Transcribe every entry word for word. Skip the pictures.

------------

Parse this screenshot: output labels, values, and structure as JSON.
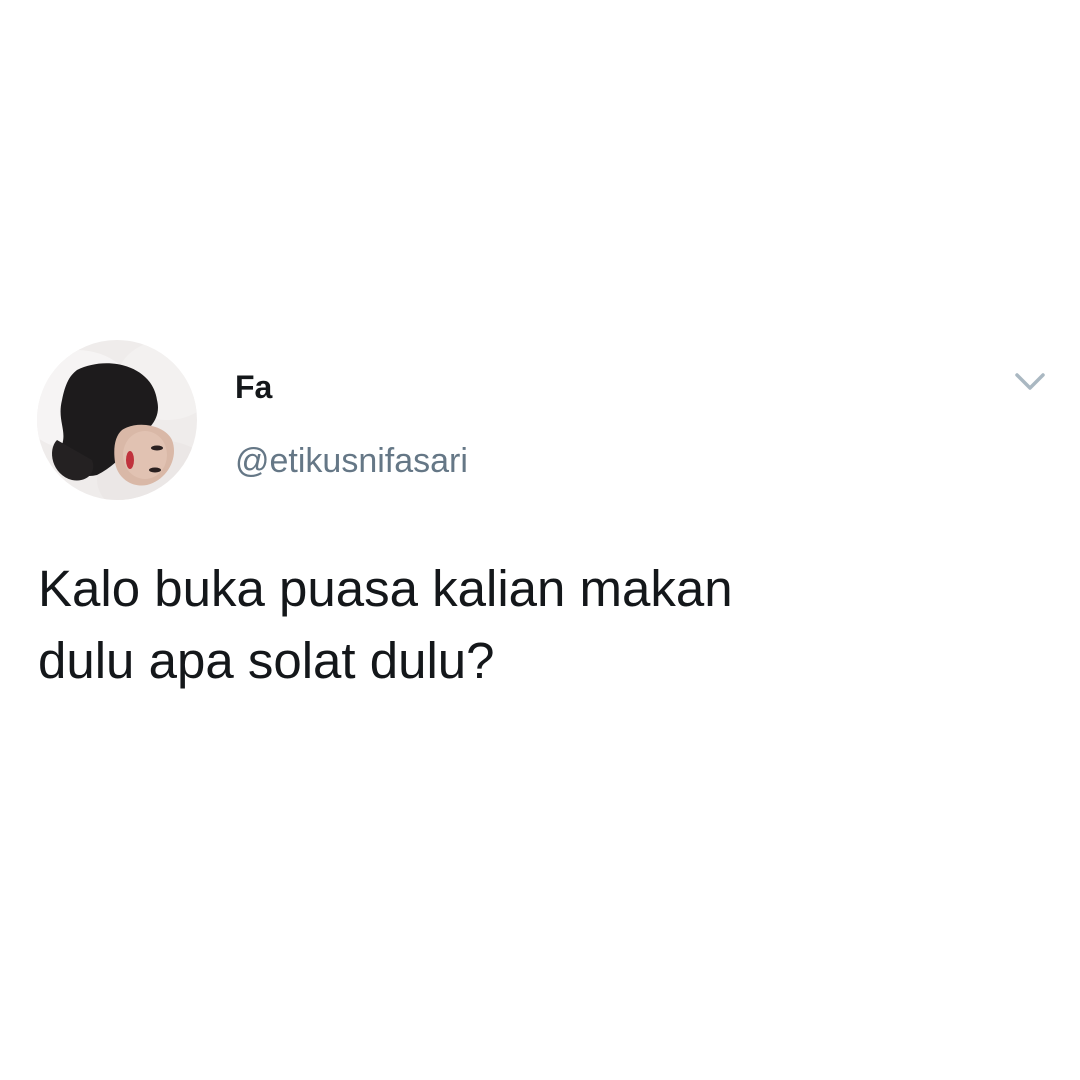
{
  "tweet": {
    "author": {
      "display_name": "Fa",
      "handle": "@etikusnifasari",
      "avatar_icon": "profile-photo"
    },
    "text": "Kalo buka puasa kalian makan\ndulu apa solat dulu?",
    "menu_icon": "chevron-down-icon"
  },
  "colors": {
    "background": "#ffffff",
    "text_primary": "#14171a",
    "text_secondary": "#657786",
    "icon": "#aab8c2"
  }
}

------------

## [Result of this task]
Parse this screenshot: output labels, values, and structure as JSON.
{
  "tweet": {
    "author": {
      "display_name": "Fa",
      "handle": "@etikusnifasari",
      "avatar_icon": "profile-photo"
    },
    "text": "Kalo buka puasa kalian makan\ndulu apa solat dulu?",
    "menu_icon": "chevron-down-icon"
  },
  "colors": {
    "background": "#ffffff",
    "text_primary": "#14171a",
    "text_secondary": "#657786",
    "icon": "#aab8c2"
  }
}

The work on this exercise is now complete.